──────── THE INPUT

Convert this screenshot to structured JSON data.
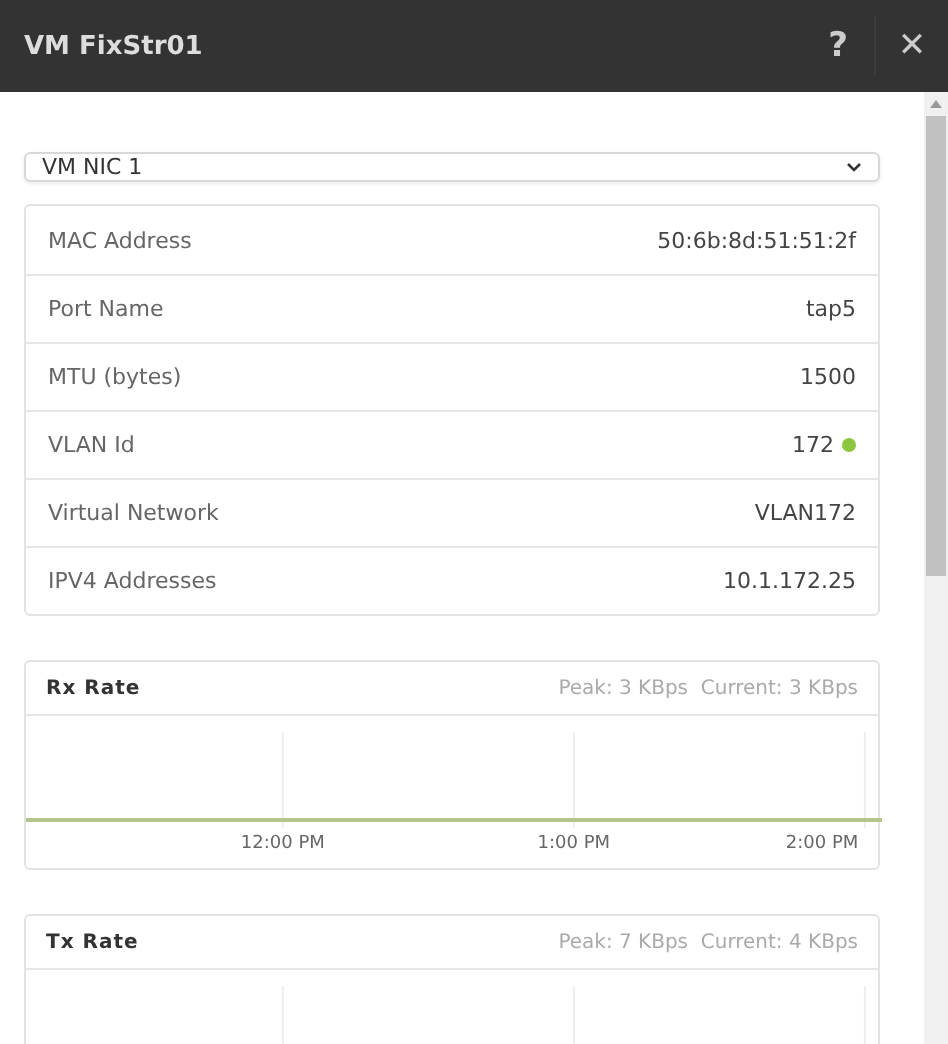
{
  "window": {
    "title": "VM FixStr01",
    "help": "?",
    "close": "✕"
  },
  "nic_select": {
    "value": "VM NIC 1"
  },
  "properties": [
    {
      "label": "MAC Address",
      "value": "50:6b:8d:51:51:2f"
    },
    {
      "label": "Port Name",
      "value": "tap5"
    },
    {
      "label": "MTU (bytes)",
      "value": "1500"
    },
    {
      "label": "VLAN Id",
      "value": "172",
      "color": "#8dc63f"
    },
    {
      "label": "Virtual Network",
      "value": "VLAN172"
    },
    {
      "label": "IPV4 Addresses",
      "value": "10.1.172.25"
    }
  ],
  "rate_cards": [
    {
      "title": "Rx Rate",
      "peak": "Peak: 3 KBps",
      "current": "Current: 3 KBps",
      "time_labels": [
        "12:00 PM",
        "1:00 PM",
        "2:00 PM"
      ]
    },
    {
      "title": "Tx Rate",
      "peak": "Peak: 7 KBps",
      "current": "Current: 4 KBps"
    }
  ]
}
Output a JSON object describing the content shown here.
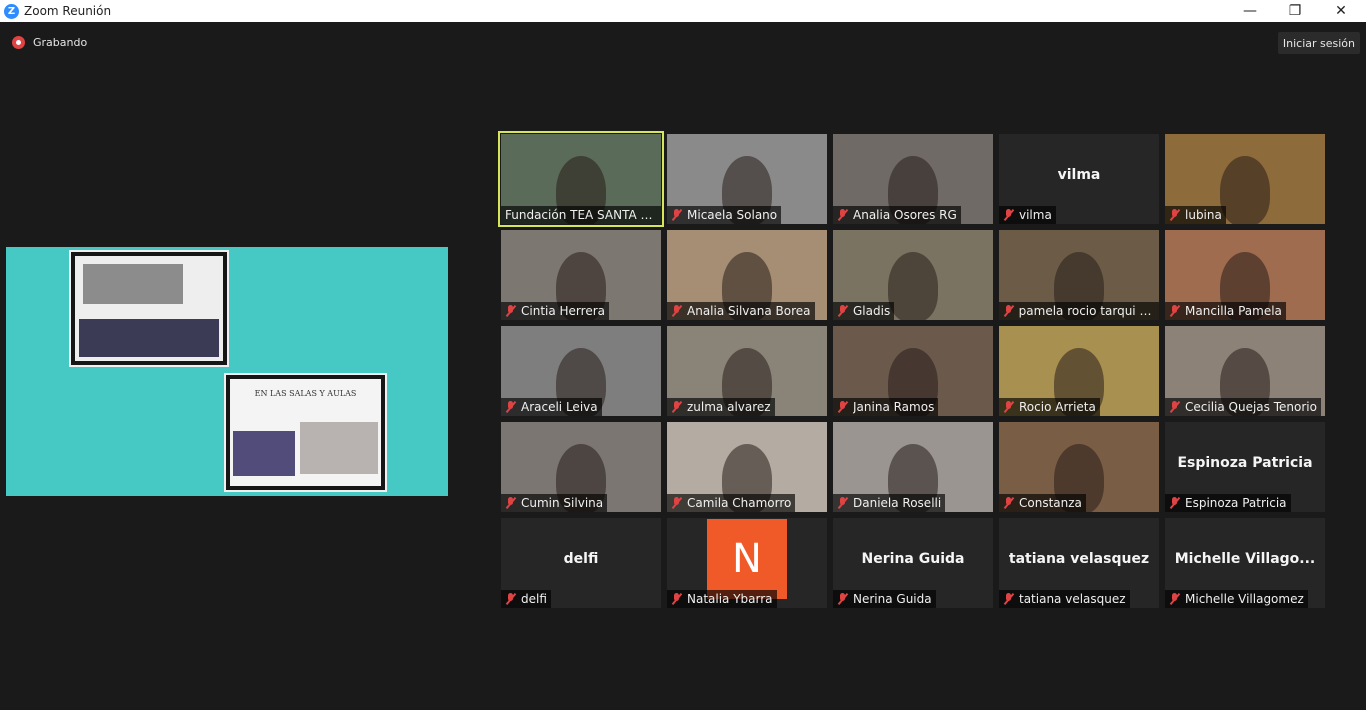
{
  "window": {
    "title": "Zoom Reunión"
  },
  "topbar": {
    "recording_label": "Grabando",
    "signin_label": "Iniciar sesión"
  },
  "shared_screen": {
    "caption": "EN LAS SALAS Y AULAS"
  },
  "avatar_letter": "N",
  "participants": [
    {
      "name": "Fundación TEA SANTA C...",
      "bg": "#5a6b5a"
    },
    {
      "name": "Micaela Solano",
      "bg": "#8a8a8a"
    },
    {
      "name": "Analia Osores RG",
      "bg": "#6f6a66"
    },
    {
      "name": "vilma",
      "big": "vilma"
    },
    {
      "name": "lubina",
      "bg": "#8e6b3a"
    },
    {
      "name": "Cintia Herrera",
      "bg": "#7d7772"
    },
    {
      "name": "Analia Silvana Borea",
      "bg": "#a58e73"
    },
    {
      "name": "Gladis",
      "bg": "#7a7362"
    },
    {
      "name": "pamela rocio tarqui ti...",
      "bg": "#6c5c47"
    },
    {
      "name": "Mancilla Pamela",
      "bg": "#a06c4f"
    },
    {
      "name": "Araceli Leiva",
      "bg": "#7e7e7e"
    },
    {
      "name": "zulma alvarez",
      "bg": "#8a8478"
    },
    {
      "name": "Janina Ramos",
      "bg": "#6b5a4c"
    },
    {
      "name": "Rocio Arrieta",
      "bg": "#a89050"
    },
    {
      "name": "Cecilia Quejas Tenorio",
      "bg": "#8d8278"
    },
    {
      "name": "Cumin Silvina",
      "bg": "#7b7672"
    },
    {
      "name": "Camila Chamorro",
      "bg": "#b4aca2"
    },
    {
      "name": "Daniela Roselli",
      "bg": "#9a9590"
    },
    {
      "name": "Constanza",
      "bg": "#7a5d45"
    },
    {
      "name": "Espinoza Patricia",
      "big": "Espinoza Patricia"
    },
    {
      "name": "delfi",
      "big": "delfi"
    },
    {
      "name": "Natalia Ybarra",
      "avatar": true
    },
    {
      "name": "Nerina Guida",
      "big": "Nerina Guida"
    },
    {
      "name": "tatiana velasquez",
      "big": "tatiana velasquez"
    },
    {
      "name": "Michelle Villagomez",
      "big": "Michelle  Villago..."
    }
  ]
}
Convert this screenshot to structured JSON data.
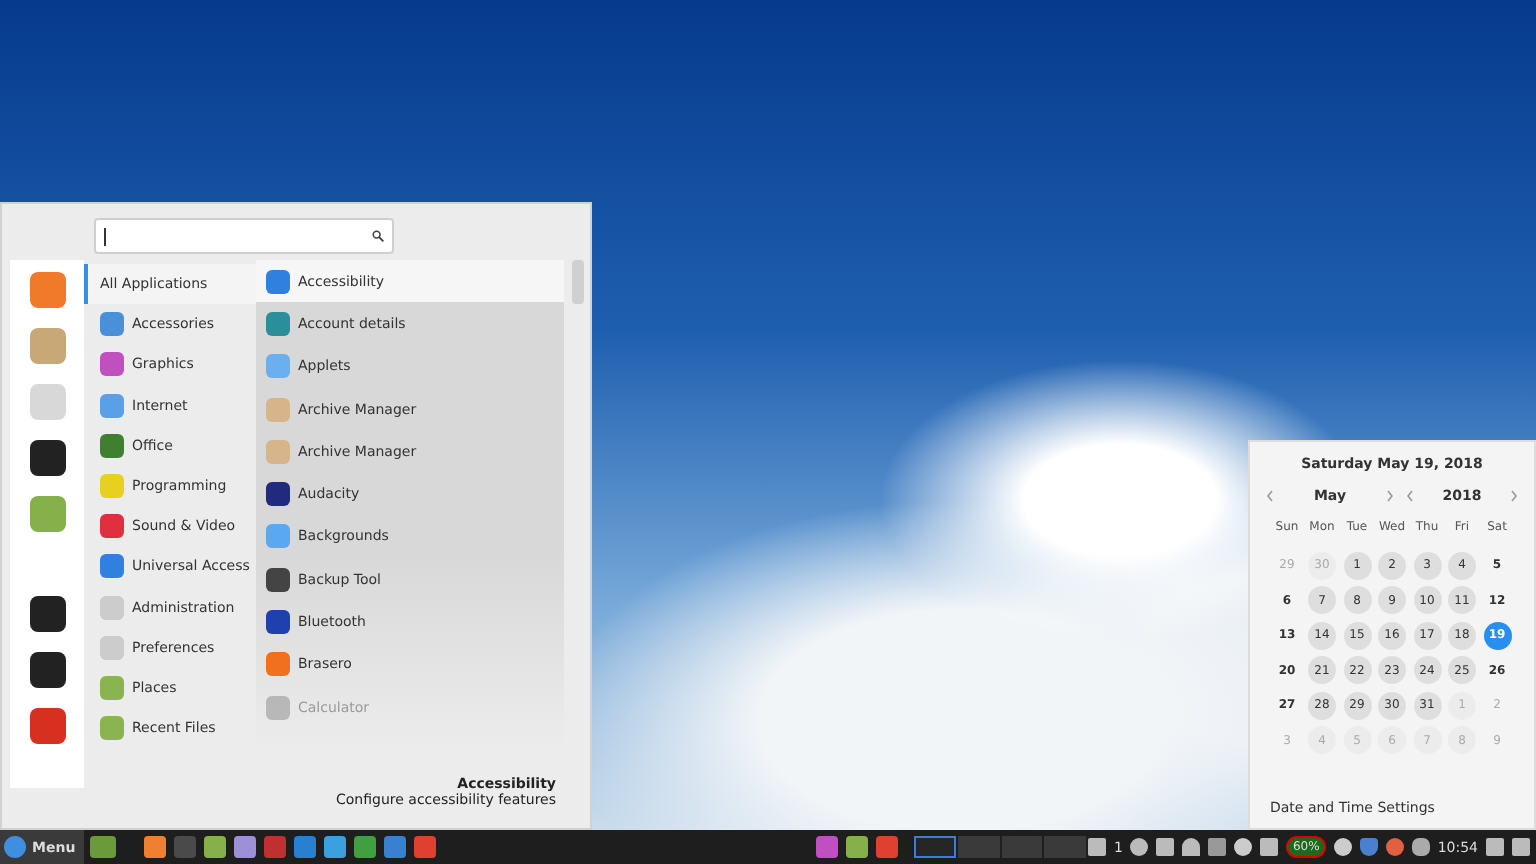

────────────────

DO THIS - Extract each line from the entries above that contains the string "Analia".

PROBLEM SOLUTION -
      "name": "Analia Osores RG",
      "name": "Analia Silvana Borea",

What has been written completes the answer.